» **AIM**:
Every entry needs to be printed exactly, please.

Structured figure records
* * *
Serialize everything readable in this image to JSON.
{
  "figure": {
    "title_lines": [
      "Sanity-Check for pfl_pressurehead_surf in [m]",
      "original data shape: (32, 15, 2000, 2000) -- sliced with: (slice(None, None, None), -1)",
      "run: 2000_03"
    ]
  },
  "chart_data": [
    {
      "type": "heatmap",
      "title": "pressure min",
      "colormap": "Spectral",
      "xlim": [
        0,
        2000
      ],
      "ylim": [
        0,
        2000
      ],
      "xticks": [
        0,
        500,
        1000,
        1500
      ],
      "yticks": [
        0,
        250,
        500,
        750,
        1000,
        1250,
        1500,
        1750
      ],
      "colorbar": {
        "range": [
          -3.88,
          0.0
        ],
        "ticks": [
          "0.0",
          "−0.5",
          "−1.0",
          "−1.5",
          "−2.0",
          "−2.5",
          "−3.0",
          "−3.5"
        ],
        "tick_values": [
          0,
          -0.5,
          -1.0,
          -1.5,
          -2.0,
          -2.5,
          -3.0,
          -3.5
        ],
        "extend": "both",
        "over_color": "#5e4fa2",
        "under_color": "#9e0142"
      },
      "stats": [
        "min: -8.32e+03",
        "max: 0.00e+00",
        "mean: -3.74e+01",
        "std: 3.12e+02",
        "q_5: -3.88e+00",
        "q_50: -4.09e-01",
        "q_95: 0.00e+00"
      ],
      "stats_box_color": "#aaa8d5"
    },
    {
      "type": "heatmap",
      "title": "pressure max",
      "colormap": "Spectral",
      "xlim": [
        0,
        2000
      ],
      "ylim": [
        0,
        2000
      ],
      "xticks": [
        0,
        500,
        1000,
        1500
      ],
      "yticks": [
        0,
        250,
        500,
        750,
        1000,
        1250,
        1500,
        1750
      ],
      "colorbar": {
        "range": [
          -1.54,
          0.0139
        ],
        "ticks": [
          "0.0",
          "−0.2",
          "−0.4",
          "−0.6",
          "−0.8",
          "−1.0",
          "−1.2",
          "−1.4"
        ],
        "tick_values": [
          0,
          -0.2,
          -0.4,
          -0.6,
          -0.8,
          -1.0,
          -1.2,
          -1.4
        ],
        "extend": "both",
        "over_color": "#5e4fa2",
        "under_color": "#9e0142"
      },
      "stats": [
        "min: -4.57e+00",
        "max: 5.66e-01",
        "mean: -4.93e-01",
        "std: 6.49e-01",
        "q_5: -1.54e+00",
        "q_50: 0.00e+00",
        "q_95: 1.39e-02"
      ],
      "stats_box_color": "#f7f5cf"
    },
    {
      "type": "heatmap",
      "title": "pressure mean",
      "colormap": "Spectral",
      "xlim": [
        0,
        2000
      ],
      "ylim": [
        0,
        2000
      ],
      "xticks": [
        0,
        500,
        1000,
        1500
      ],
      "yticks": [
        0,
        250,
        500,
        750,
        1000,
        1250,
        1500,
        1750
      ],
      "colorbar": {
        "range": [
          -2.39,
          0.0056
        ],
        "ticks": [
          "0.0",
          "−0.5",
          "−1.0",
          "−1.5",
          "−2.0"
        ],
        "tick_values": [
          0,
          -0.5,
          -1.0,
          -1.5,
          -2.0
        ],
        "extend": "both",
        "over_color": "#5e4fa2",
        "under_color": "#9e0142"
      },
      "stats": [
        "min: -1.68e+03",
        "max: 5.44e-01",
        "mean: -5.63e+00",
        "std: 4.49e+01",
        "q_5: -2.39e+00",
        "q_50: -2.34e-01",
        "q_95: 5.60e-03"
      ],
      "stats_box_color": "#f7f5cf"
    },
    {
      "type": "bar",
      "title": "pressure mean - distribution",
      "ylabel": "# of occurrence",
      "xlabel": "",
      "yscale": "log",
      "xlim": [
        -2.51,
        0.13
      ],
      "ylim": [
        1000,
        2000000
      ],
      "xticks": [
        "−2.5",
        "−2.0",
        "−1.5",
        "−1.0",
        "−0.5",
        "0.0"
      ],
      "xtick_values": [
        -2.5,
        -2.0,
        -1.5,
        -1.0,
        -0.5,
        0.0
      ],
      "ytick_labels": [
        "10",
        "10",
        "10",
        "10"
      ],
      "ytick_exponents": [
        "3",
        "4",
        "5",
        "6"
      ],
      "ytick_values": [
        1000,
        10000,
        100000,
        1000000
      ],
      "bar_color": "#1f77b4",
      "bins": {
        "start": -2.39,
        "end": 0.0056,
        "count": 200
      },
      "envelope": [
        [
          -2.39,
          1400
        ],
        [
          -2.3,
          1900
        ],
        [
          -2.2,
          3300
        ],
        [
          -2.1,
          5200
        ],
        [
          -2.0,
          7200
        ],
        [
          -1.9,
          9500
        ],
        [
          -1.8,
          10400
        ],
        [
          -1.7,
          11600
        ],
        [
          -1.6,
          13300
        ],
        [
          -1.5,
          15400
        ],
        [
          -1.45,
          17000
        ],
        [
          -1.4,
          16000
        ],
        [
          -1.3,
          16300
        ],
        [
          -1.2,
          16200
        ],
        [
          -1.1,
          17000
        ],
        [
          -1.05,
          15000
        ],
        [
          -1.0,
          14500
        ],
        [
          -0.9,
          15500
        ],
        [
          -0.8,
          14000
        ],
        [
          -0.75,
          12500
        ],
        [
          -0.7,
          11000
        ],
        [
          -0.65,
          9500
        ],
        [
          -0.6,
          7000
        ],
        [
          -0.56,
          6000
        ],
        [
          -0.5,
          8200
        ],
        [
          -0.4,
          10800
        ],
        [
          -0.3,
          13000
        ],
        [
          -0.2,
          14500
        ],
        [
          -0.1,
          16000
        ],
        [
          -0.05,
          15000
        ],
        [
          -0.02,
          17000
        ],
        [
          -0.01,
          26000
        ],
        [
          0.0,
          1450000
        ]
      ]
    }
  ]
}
* * *
» **FULL RESPONSE**:
Serialize everything readable in this image to JSON.
{
  "figure": {
    "title_lines": [
      "Sanity-Check for pfl_pressurehead_surf in [m]",
      "original data shape: (32, 15, 2000, 2000) -- sliced with: (slice(None, None, None), -1)",
      "run: 2000_03"
    ]
  },
  "chart_data": [
    {
      "type": "heatmap",
      "title": "pressure min",
      "colormap": "Spectral",
      "xlim": [
        0,
        2000
      ],
      "ylim": [
        0,
        2000
      ],
      "xticks": [
        0,
        500,
        1000,
        1500
      ],
      "yticks": [
        0,
        250,
        500,
        750,
        1000,
        1250,
        1500,
        1750
      ],
      "colorbar": {
        "range": [
          -3.88,
          0.0
        ],
        "ticks": [
          "0.0",
          "−0.5",
          "−1.0",
          "−1.5",
          "−2.0",
          "−2.5",
          "−3.0",
          "−3.5"
        ],
        "tick_values": [
          0,
          -0.5,
          -1.0,
          -1.5,
          -2.0,
          -2.5,
          -3.0,
          -3.5
        ],
        "extend": "both",
        "over_color": "#5e4fa2",
        "under_color": "#9e0142"
      },
      "stats": [
        "min: -8.32e+03",
        "max: 0.00e+00",
        "mean: -3.74e+01",
        "std: 3.12e+02",
        "q_5: -3.88e+00",
        "q_50: -4.09e-01",
        "q_95: 0.00e+00"
      ],
      "stats_box_color": "#aaa8d5"
    },
    {
      "type": "heatmap",
      "title": "pressure max",
      "colormap": "Spectral",
      "xlim": [
        0,
        2000
      ],
      "ylim": [
        0,
        2000
      ],
      "xticks": [
        0,
        500,
        1000,
        1500
      ],
      "yticks": [
        0,
        250,
        500,
        750,
        1000,
        1250,
        1500,
        1750
      ],
      "colorbar": {
        "range": [
          -1.54,
          0.0139
        ],
        "ticks": [
          "0.0",
          "−0.2",
          "−0.4",
          "−0.6",
          "−0.8",
          "−1.0",
          "−1.2",
          "−1.4"
        ],
        "tick_values": [
          0,
          -0.2,
          -0.4,
          -0.6,
          -0.8,
          -1.0,
          -1.2,
          -1.4
        ],
        "extend": "both",
        "over_color": "#5e4fa2",
        "under_color": "#9e0142"
      },
      "stats": [
        "min: -4.57e+00",
        "max: 5.66e-01",
        "mean: -4.93e-01",
        "std: 6.49e-01",
        "q_5: -1.54e+00",
        "q_50: 0.00e+00",
        "q_95: 1.39e-02"
      ],
      "stats_box_color": "#f7f5cf"
    },
    {
      "type": "heatmap",
      "title": "pressure mean",
      "colormap": "Spectral",
      "xlim": [
        0,
        2000
      ],
      "ylim": [
        0,
        2000
      ],
      "xticks": [
        0,
        500,
        1000,
        1500
      ],
      "yticks": [
        0,
        250,
        500,
        750,
        1000,
        1250,
        1500,
        1750
      ],
      "colorbar": {
        "range": [
          -2.39,
          0.0056
        ],
        "ticks": [
          "0.0",
          "−0.5",
          "−1.0",
          "−1.5",
          "−2.0"
        ],
        "tick_values": [
          0,
          -0.5,
          -1.0,
          -1.5,
          -2.0
        ],
        "extend": "both",
        "over_color": "#5e4fa2",
        "under_color": "#9e0142"
      },
      "stats": [
        "min: -1.68e+03",
        "max: 5.44e-01",
        "mean: -5.63e+00",
        "std: 4.49e+01",
        "q_5: -2.39e+00",
        "q_50: -2.34e-01",
        "q_95: 5.60e-03"
      ],
      "stats_box_color": "#f7f5cf"
    },
    {
      "type": "bar",
      "title": "pressure mean - distribution",
      "ylabel": "# of occurrence",
      "xlabel": "",
      "yscale": "log",
      "xlim": [
        -2.51,
        0.13
      ],
      "ylim": [
        1000,
        2000000
      ],
      "xticks": [
        "−2.5",
        "−2.0",
        "−1.5",
        "−1.0",
        "−0.5",
        "0.0"
      ],
      "xtick_values": [
        -2.5,
        -2.0,
        -1.5,
        -1.0,
        -0.5,
        0.0
      ],
      "ytick_labels": [
        "10",
        "10",
        "10",
        "10"
      ],
      "ytick_exponents": [
        "3",
        "4",
        "5",
        "6"
      ],
      "ytick_values": [
        1000,
        10000,
        100000,
        1000000
      ],
      "bar_color": "#1f77b4",
      "bins": {
        "start": -2.39,
        "end": 0.0056,
        "count": 200
      },
      "envelope": [
        [
          -2.39,
          1400
        ],
        [
          -2.3,
          1900
        ],
        [
          -2.2,
          3300
        ],
        [
          -2.1,
          5200
        ],
        [
          -2.0,
          7200
        ],
        [
          -1.9,
          9500
        ],
        [
          -1.8,
          10400
        ],
        [
          -1.7,
          11600
        ],
        [
          -1.6,
          13300
        ],
        [
          -1.5,
          15400
        ],
        [
          -1.45,
          17000
        ],
        [
          -1.4,
          16000
        ],
        [
          -1.3,
          16300
        ],
        [
          -1.2,
          16200
        ],
        [
          -1.1,
          17000
        ],
        [
          -1.05,
          15000
        ],
        [
          -1.0,
          14500
        ],
        [
          -0.9,
          15500
        ],
        [
          -0.8,
          14000
        ],
        [
          -0.75,
          12500
        ],
        [
          -0.7,
          11000
        ],
        [
          -0.65,
          9500
        ],
        [
          -0.6,
          7000
        ],
        [
          -0.56,
          6000
        ],
        [
          -0.5,
          8200
        ],
        [
          -0.4,
          10800
        ],
        [
          -0.3,
          13000
        ],
        [
          -0.2,
          14500
        ],
        [
          -0.1,
          16000
        ],
        [
          -0.05,
          15000
        ],
        [
          -0.02,
          17000
        ],
        [
          -0.01,
          26000
        ],
        [
          0.0,
          1450000
        ]
      ]
    }
  ]
}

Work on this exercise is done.